* EXTRACTED ENTRIES:
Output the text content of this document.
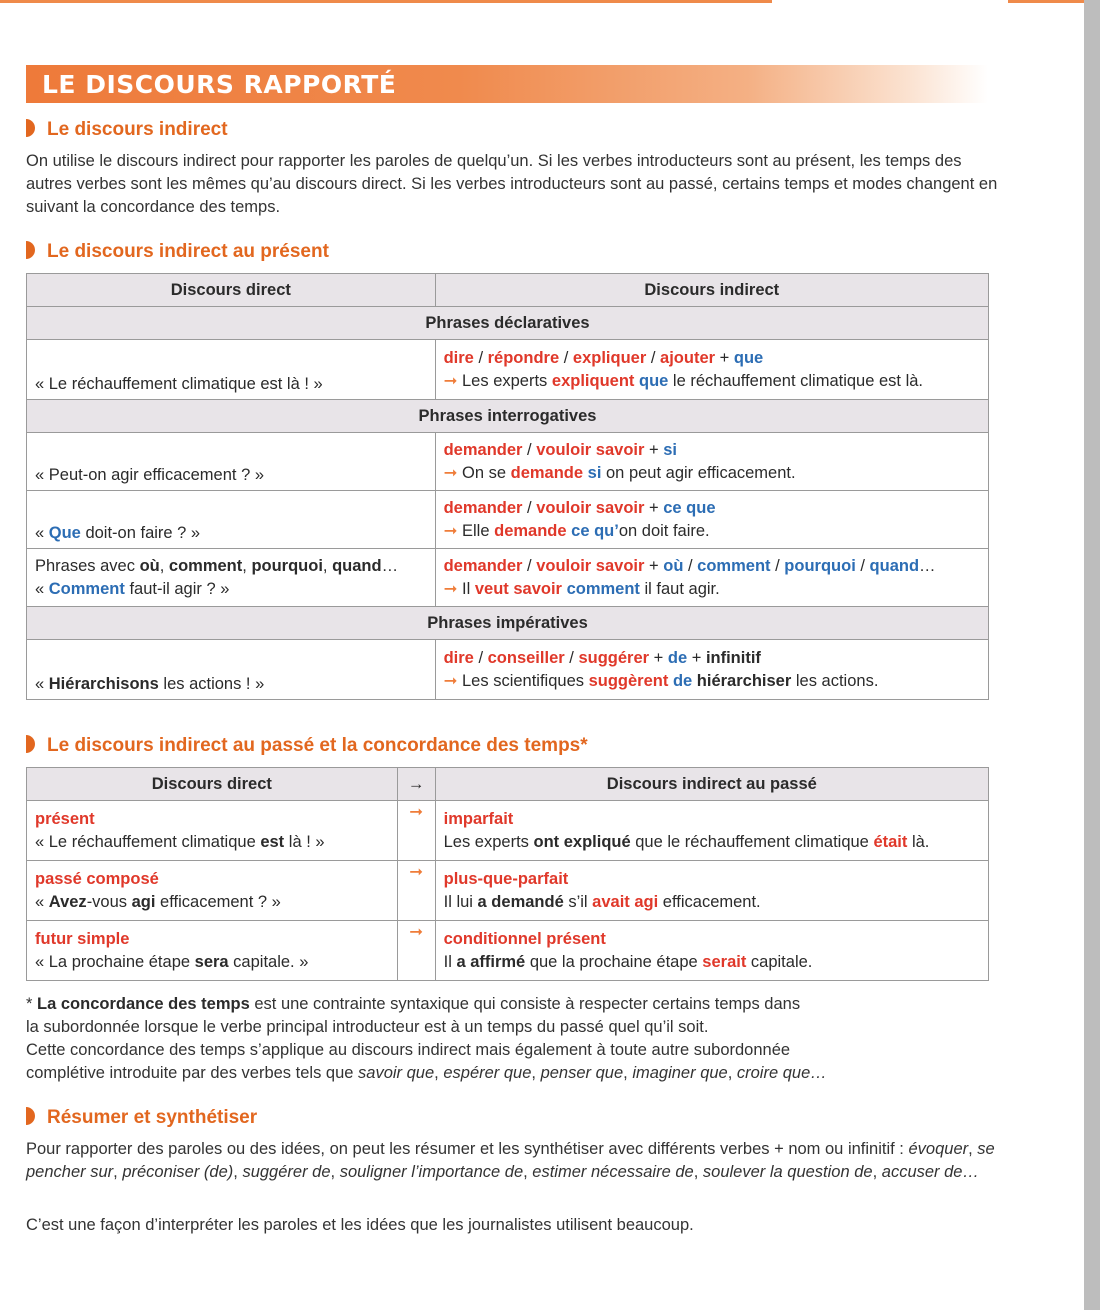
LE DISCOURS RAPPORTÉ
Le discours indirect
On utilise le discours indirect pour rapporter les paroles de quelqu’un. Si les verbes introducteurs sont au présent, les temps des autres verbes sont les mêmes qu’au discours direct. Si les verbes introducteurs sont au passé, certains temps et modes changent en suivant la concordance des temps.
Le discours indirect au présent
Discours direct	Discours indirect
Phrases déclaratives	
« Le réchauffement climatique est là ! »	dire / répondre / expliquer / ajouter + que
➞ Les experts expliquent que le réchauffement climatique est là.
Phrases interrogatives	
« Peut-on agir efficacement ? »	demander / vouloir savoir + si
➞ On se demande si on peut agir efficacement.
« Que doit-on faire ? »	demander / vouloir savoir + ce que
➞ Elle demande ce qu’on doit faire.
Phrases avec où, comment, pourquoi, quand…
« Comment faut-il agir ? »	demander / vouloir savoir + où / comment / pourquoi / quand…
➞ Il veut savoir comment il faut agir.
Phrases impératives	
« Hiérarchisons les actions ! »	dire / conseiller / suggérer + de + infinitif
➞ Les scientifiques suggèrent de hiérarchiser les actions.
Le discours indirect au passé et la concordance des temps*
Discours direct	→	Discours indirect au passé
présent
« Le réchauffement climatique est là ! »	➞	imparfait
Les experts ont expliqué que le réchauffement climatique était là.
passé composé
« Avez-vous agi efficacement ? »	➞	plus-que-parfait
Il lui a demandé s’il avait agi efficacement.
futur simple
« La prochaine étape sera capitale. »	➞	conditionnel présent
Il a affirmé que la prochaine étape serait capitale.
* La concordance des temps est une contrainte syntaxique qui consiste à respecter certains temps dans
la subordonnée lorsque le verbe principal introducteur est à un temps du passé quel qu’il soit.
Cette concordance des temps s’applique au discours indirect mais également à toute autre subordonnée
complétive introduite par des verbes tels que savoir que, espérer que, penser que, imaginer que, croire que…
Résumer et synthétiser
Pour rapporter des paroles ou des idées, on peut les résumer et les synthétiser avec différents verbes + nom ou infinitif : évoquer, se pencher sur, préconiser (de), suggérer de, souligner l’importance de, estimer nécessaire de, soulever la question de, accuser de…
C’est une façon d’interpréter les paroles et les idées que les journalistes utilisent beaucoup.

--

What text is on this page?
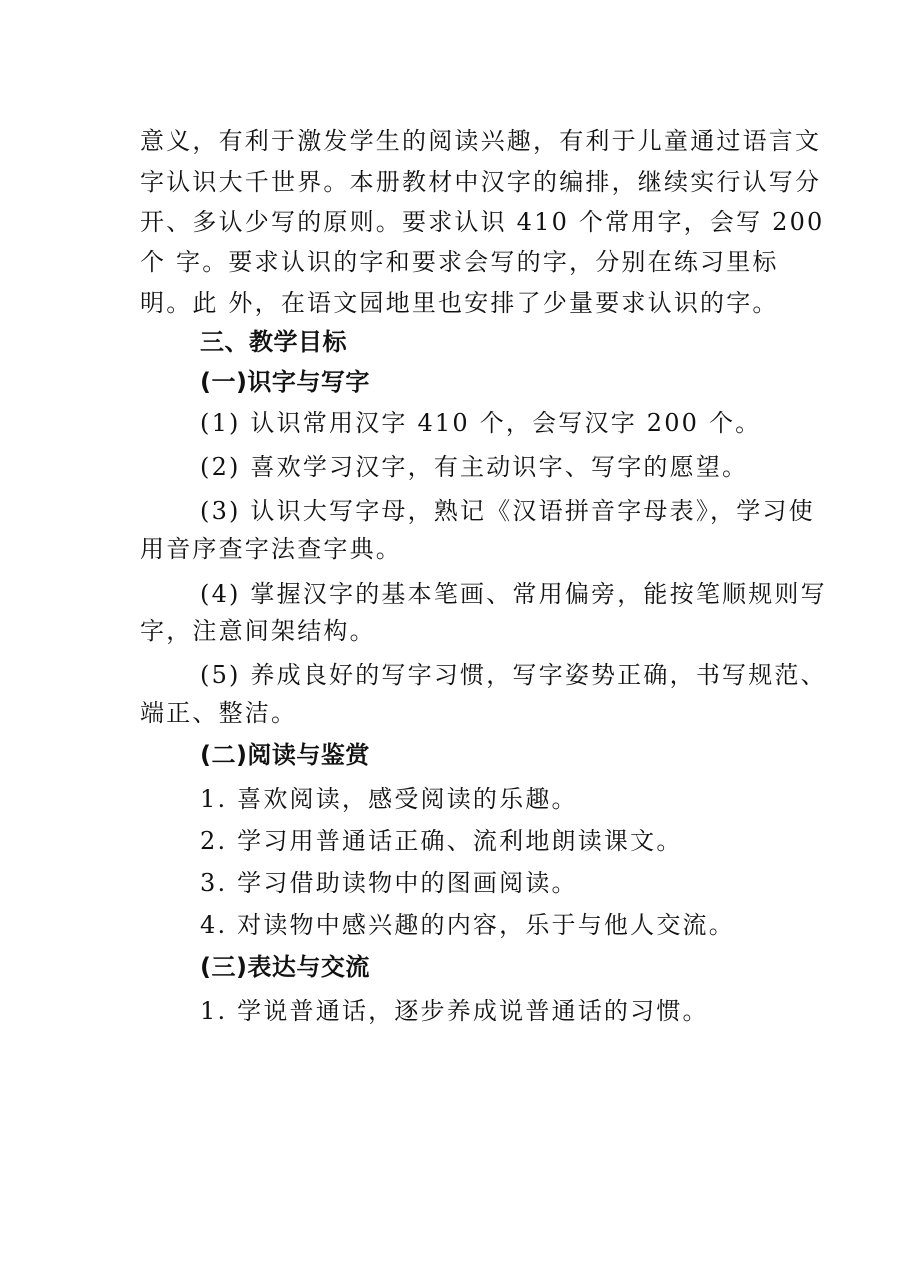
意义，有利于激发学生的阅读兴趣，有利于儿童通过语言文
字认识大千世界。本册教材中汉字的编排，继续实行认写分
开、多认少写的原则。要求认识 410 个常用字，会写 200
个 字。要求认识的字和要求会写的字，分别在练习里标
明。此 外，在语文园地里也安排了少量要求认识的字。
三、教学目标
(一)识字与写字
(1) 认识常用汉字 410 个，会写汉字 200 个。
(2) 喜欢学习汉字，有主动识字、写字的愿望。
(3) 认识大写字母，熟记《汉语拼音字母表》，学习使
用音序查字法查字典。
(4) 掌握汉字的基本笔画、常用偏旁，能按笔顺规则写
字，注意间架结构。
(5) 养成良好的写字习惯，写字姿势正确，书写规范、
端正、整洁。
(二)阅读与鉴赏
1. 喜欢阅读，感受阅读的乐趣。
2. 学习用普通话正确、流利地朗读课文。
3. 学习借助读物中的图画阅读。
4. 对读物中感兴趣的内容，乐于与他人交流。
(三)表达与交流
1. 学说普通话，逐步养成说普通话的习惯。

--

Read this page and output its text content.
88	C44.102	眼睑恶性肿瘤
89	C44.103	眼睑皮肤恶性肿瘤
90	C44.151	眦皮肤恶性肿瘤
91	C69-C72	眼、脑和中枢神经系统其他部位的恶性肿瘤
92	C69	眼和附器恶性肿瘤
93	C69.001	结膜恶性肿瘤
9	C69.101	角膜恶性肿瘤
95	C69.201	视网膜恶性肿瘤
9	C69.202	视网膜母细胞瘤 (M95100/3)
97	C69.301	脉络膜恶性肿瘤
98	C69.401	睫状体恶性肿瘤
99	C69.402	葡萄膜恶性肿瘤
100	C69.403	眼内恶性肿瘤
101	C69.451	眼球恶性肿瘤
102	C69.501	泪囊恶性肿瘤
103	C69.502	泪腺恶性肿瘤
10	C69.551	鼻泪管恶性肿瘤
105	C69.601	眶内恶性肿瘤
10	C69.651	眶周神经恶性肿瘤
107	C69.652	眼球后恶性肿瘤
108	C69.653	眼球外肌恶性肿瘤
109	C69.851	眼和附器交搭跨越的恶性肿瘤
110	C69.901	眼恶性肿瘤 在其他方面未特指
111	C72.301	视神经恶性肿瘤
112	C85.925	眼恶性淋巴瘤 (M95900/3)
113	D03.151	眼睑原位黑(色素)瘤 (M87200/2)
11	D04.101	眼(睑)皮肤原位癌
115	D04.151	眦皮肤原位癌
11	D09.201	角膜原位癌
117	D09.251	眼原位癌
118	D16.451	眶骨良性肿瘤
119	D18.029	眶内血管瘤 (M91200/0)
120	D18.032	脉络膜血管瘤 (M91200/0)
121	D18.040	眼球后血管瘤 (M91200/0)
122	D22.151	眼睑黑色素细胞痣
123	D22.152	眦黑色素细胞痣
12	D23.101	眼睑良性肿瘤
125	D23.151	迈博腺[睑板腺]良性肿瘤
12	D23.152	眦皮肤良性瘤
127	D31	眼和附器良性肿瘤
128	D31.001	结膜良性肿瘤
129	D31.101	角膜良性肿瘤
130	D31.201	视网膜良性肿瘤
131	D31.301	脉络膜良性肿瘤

* DIRECTIONS: Take every line containing the word "this" and copy it.

* EXERCISE OUTPUT:
Output the text content of this document.
What text is on this page?
Read this page and output its text content.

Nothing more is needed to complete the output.